* **DATA FOR THIS TASK**:
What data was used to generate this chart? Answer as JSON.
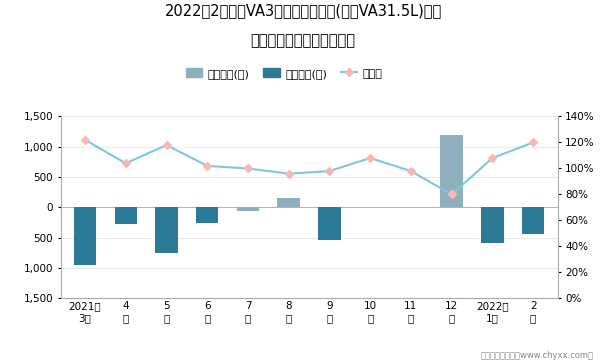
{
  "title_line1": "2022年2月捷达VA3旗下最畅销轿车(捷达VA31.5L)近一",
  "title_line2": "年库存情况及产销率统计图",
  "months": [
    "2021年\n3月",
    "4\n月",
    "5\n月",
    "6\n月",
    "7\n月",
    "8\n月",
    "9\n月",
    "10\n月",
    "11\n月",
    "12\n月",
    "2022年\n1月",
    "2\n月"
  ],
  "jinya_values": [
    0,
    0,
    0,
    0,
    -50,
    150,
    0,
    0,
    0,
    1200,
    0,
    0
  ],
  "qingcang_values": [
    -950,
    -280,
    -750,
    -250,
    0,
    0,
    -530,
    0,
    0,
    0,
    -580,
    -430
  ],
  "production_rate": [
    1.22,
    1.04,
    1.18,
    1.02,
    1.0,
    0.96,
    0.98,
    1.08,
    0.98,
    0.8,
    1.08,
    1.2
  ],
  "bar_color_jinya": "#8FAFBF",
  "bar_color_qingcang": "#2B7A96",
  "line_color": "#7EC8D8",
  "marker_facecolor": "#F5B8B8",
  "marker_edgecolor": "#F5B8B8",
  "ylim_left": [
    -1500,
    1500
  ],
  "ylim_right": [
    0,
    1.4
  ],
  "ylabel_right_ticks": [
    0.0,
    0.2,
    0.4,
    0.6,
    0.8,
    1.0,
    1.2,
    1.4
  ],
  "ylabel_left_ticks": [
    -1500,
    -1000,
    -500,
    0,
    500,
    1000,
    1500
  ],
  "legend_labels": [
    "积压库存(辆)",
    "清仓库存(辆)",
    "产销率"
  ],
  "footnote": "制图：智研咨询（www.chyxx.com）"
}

==

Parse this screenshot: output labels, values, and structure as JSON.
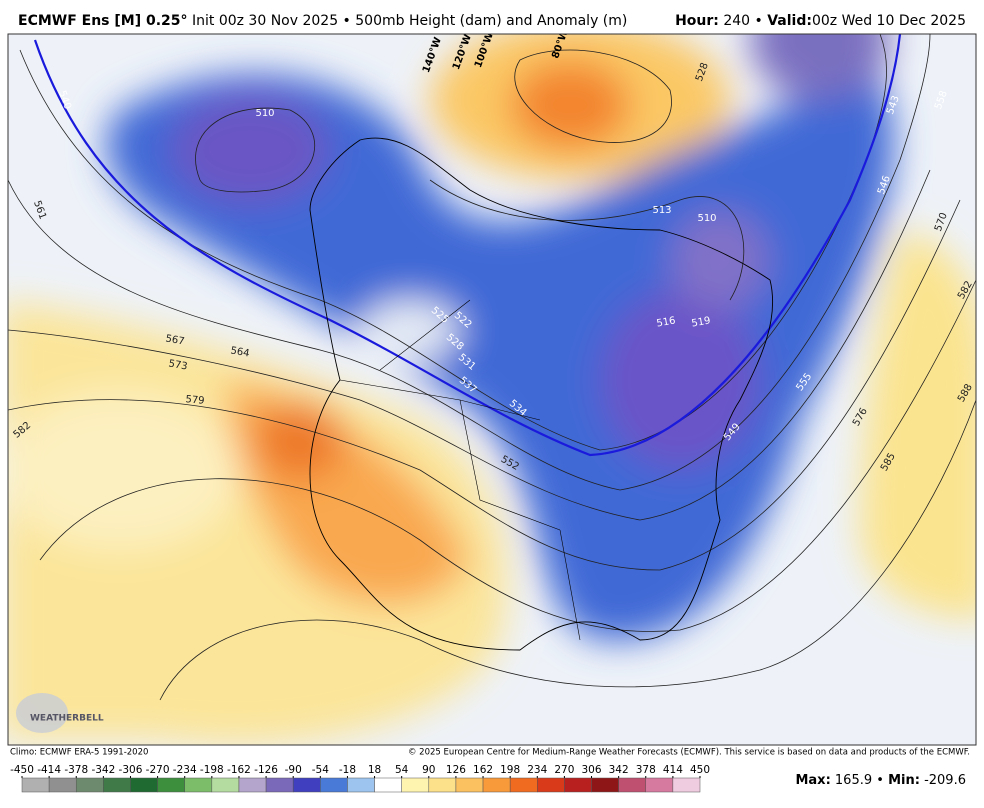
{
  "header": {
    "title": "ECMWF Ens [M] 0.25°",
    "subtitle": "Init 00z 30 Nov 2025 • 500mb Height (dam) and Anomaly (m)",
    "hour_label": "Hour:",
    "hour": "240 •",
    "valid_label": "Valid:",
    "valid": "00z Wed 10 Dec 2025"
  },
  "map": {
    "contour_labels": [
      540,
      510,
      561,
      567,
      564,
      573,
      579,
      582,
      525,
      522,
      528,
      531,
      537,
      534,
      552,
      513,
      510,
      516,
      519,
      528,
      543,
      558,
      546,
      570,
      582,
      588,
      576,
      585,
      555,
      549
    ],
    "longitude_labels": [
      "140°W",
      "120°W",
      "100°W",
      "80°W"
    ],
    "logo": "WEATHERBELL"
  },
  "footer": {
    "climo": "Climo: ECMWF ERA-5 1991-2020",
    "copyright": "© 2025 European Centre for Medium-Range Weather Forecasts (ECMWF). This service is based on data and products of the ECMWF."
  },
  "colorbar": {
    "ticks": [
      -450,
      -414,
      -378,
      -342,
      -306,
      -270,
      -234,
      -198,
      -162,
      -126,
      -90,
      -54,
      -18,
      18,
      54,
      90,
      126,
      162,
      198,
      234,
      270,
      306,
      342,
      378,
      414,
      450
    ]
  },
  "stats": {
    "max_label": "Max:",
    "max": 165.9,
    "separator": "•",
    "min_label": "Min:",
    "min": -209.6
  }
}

* **PROBLEM DETAILS**:
Locate the word "ECMWF" in the records above, and return each line that has it.

* **ANSWER**:
    "title": "ECMWF Ens [M] 0.25°",
    "climo": "Climo: ECMWF ERA-5 1991-2020",
    "copyright": "© 2025 European Centre for Medium-Range Weather Forecasts (ECMWF). This service is based on data and products of the ECMWF."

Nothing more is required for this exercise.